> The problem: Count lines, not occurrences: report how many lines in the records hold the string "text", and nothing else.

[Saved entries]
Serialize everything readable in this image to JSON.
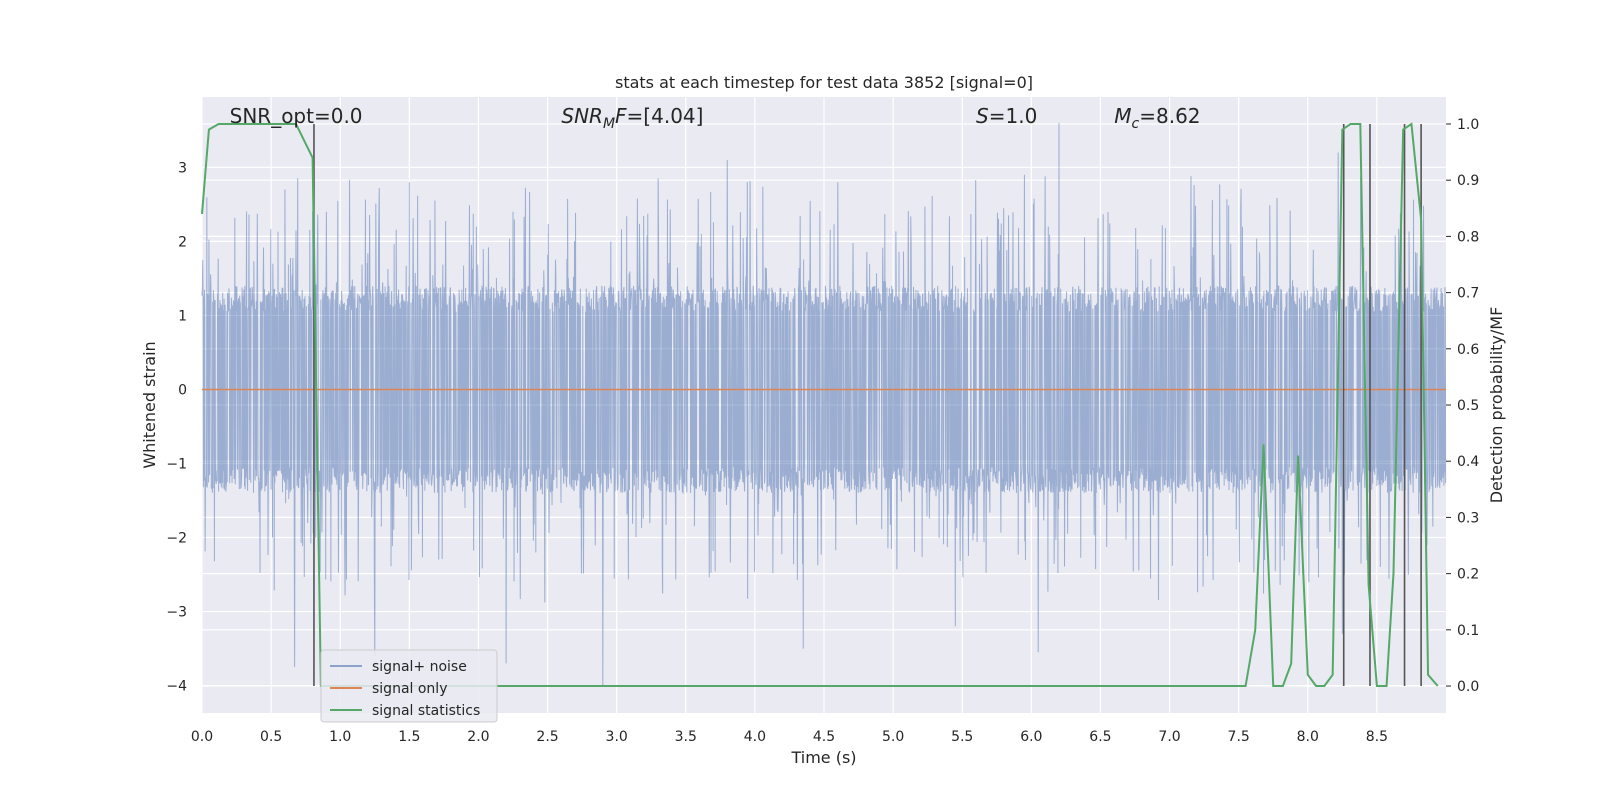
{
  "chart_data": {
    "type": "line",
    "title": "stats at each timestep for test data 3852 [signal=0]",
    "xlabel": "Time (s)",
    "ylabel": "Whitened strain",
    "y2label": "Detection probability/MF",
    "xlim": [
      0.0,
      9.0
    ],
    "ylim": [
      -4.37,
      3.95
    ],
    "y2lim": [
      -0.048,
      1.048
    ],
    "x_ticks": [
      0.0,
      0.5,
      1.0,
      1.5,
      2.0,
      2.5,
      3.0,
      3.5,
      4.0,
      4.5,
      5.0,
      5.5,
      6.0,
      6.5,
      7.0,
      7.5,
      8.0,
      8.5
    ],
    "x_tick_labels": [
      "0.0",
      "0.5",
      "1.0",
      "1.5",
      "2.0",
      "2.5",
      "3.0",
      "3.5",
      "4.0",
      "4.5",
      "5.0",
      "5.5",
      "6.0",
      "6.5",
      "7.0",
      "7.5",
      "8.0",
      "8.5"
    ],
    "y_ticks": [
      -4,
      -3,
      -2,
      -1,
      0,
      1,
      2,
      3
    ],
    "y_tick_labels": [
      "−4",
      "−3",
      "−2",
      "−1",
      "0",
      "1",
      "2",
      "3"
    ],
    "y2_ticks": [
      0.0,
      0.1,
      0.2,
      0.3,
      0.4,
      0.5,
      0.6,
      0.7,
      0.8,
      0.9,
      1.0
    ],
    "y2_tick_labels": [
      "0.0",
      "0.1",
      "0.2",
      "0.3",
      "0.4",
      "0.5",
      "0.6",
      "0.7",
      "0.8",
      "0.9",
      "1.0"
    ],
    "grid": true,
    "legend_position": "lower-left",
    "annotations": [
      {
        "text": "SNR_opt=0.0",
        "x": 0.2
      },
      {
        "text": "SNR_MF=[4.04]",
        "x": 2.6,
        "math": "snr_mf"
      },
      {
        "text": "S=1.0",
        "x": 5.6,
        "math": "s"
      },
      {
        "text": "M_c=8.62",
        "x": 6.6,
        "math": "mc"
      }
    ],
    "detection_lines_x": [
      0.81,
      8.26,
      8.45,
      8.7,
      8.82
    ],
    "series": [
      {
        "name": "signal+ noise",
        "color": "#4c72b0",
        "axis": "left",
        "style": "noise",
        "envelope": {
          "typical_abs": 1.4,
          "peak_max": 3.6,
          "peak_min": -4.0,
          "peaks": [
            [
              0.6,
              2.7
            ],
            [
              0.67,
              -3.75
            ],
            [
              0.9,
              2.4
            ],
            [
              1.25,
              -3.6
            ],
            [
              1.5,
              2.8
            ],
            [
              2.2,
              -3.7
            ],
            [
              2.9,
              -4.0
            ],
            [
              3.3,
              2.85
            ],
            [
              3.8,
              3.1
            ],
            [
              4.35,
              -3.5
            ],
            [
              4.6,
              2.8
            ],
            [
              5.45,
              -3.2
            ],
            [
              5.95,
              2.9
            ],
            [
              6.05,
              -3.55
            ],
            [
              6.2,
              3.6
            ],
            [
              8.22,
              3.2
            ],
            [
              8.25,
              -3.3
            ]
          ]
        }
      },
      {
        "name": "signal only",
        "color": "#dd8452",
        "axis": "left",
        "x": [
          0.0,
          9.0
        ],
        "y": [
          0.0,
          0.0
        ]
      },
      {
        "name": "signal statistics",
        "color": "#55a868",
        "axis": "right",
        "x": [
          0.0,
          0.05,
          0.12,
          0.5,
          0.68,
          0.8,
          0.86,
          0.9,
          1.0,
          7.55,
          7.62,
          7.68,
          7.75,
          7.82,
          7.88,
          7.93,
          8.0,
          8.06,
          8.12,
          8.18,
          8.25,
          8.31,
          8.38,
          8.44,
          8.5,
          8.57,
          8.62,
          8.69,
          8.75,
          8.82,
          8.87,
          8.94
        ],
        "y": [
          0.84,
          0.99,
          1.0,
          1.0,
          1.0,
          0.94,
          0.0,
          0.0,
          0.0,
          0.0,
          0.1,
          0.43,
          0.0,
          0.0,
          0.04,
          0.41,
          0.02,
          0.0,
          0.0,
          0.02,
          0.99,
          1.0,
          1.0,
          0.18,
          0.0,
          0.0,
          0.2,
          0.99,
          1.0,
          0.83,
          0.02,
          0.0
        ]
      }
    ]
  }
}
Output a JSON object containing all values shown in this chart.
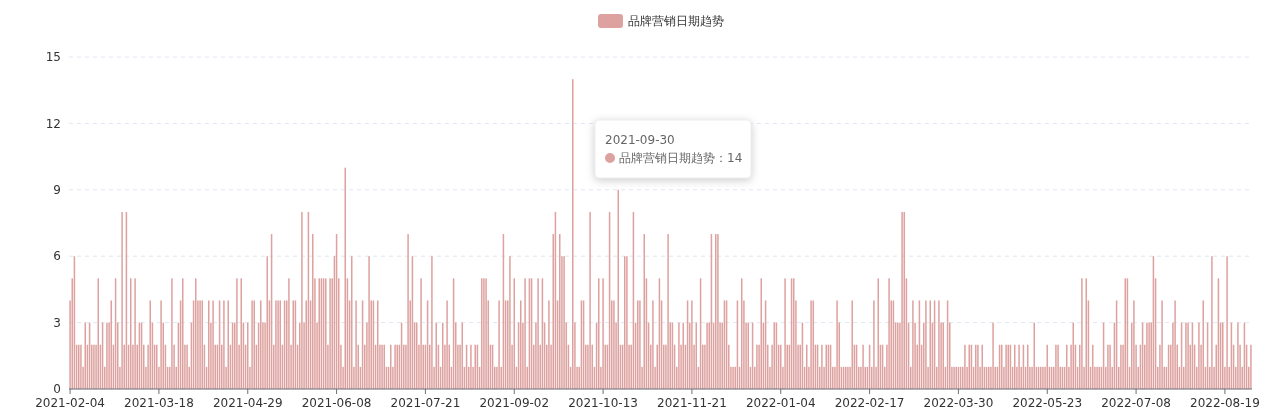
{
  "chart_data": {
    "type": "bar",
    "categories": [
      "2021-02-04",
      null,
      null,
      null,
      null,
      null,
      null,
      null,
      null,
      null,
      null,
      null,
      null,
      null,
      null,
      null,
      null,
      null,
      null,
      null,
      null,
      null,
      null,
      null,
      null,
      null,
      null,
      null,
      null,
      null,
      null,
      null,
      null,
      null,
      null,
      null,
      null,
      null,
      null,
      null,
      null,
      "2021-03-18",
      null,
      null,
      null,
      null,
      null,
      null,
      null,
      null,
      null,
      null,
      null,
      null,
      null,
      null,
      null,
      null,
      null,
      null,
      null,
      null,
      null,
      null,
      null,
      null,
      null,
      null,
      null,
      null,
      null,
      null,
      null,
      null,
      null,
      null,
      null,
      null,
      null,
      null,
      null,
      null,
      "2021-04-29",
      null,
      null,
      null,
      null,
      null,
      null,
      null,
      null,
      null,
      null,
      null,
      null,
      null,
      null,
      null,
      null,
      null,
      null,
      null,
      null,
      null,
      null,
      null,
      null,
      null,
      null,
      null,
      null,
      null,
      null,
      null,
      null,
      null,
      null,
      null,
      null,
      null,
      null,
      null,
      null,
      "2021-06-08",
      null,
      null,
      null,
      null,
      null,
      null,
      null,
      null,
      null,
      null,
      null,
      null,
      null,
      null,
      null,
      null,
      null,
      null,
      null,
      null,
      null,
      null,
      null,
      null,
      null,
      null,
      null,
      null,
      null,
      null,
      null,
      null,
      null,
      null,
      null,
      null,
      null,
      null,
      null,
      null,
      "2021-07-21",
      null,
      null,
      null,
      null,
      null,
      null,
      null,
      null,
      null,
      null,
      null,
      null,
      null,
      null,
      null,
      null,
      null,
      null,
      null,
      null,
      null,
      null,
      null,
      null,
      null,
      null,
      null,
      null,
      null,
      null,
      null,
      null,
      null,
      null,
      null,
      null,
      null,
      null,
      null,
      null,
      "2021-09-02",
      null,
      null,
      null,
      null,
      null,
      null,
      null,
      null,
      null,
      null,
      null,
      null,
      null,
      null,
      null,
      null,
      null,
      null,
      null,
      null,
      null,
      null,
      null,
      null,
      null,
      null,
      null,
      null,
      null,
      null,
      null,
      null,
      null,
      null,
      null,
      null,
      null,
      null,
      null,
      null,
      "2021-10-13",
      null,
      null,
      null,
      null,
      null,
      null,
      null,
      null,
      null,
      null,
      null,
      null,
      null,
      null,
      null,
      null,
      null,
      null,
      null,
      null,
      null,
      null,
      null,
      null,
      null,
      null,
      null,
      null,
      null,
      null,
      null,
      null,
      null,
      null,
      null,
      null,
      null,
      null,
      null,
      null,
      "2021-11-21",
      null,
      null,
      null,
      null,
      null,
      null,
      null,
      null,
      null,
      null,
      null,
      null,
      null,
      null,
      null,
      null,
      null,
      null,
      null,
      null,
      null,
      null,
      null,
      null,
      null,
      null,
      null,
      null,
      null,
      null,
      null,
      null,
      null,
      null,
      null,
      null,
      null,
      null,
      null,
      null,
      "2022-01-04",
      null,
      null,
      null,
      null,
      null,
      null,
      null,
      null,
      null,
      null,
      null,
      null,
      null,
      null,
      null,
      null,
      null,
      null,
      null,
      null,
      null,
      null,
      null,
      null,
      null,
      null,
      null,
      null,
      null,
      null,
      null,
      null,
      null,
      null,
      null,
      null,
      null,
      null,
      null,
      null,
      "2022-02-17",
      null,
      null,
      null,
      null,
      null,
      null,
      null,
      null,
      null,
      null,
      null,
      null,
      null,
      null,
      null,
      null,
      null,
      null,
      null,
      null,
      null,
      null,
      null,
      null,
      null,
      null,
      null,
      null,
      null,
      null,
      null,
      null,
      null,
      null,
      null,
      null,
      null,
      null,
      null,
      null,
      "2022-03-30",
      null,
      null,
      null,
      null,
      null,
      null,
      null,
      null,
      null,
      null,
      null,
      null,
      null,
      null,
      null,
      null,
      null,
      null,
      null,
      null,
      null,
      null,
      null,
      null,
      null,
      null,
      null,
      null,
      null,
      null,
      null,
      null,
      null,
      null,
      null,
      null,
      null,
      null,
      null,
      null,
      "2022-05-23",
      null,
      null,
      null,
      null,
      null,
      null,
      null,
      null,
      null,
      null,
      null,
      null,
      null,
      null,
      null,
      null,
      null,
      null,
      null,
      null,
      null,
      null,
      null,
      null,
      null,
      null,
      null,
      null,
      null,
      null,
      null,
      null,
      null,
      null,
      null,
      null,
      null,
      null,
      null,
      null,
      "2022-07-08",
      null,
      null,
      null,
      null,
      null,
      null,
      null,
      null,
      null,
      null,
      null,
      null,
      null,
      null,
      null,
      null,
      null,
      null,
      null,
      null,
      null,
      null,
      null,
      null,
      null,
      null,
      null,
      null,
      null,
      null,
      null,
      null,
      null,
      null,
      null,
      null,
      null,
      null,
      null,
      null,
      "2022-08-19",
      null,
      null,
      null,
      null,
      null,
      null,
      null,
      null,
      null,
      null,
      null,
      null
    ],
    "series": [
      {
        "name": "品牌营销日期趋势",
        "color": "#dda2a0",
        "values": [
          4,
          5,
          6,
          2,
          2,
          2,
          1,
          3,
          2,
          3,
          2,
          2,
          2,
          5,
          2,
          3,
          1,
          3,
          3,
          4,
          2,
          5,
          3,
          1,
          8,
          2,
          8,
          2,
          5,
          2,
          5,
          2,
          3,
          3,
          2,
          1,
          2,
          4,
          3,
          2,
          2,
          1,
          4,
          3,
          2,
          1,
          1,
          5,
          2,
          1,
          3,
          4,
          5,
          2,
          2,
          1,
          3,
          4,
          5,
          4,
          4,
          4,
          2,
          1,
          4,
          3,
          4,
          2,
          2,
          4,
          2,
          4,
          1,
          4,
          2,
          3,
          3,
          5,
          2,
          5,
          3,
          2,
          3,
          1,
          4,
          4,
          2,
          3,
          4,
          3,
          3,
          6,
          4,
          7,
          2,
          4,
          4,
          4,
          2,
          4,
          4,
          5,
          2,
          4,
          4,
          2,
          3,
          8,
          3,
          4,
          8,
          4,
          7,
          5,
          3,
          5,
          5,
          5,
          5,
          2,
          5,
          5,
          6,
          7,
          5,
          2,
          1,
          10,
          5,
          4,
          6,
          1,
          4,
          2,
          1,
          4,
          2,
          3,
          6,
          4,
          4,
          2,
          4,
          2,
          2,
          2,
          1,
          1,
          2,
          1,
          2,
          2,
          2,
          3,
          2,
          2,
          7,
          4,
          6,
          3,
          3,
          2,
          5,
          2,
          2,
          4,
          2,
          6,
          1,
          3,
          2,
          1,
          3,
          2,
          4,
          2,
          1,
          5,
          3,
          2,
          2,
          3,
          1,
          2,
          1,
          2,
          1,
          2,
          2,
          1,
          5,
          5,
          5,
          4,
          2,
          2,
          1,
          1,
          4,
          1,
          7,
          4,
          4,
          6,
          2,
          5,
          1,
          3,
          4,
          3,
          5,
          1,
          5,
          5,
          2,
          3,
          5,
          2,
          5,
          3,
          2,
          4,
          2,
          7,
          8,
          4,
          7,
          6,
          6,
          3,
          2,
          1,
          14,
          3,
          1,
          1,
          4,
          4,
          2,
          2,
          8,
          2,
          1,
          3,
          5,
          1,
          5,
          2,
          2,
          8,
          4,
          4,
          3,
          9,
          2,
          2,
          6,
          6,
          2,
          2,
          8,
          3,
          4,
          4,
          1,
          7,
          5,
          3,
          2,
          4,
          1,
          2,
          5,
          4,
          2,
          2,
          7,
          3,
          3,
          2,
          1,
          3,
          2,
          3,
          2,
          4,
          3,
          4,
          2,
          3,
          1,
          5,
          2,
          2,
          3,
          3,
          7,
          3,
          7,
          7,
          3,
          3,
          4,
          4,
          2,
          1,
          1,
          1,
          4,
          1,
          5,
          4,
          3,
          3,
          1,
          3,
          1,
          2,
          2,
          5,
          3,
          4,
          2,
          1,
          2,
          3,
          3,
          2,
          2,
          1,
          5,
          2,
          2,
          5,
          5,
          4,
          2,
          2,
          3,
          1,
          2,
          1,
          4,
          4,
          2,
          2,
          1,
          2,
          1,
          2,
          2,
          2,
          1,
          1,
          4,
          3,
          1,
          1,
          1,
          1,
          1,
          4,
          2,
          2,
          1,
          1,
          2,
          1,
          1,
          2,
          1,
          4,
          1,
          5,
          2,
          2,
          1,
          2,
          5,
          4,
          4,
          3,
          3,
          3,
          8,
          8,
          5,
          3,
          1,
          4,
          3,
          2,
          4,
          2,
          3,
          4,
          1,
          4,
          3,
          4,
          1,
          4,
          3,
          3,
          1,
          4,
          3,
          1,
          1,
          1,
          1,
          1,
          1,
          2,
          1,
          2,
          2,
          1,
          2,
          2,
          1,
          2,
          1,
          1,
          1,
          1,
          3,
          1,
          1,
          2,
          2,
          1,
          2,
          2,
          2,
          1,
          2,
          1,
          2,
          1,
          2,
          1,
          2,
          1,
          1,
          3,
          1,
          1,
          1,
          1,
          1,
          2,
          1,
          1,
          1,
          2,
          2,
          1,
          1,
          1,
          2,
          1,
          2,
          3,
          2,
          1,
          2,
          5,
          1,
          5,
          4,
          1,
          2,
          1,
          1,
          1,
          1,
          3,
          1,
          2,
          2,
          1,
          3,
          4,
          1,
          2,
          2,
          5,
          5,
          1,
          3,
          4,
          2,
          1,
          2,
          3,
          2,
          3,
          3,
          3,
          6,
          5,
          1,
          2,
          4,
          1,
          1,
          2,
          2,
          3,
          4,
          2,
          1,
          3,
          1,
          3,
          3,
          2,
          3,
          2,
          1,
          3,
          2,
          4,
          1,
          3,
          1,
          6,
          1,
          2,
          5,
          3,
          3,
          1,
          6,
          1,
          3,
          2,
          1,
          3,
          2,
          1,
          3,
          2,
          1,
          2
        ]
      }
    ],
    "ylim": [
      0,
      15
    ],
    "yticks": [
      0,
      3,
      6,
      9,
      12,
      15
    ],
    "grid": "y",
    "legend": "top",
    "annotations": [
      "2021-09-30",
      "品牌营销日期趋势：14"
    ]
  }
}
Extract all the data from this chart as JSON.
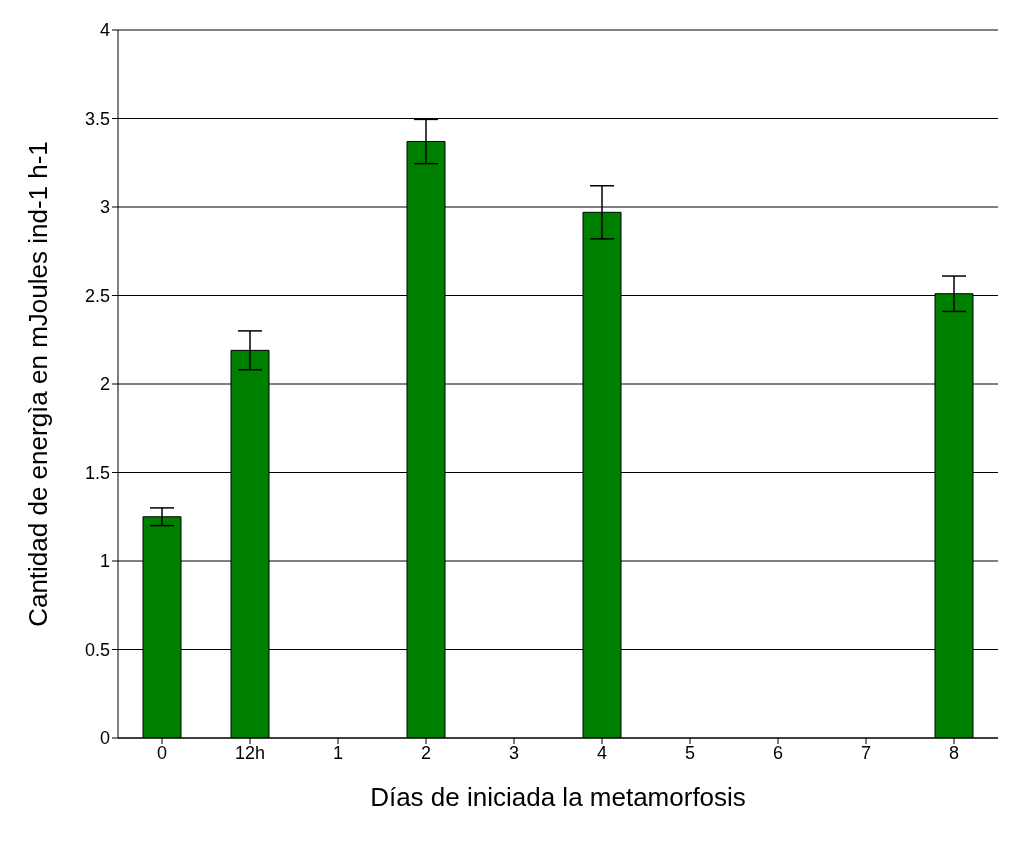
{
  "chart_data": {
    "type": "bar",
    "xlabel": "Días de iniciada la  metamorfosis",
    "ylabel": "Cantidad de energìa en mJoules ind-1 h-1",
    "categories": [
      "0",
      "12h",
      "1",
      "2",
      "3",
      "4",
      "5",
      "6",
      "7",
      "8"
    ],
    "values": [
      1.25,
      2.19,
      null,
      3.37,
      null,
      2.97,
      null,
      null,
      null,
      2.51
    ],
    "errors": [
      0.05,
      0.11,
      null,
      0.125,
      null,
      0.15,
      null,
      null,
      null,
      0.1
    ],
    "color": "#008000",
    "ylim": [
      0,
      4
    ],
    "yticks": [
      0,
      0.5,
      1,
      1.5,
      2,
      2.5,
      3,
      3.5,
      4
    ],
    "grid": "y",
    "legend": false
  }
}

> Solved problem: 4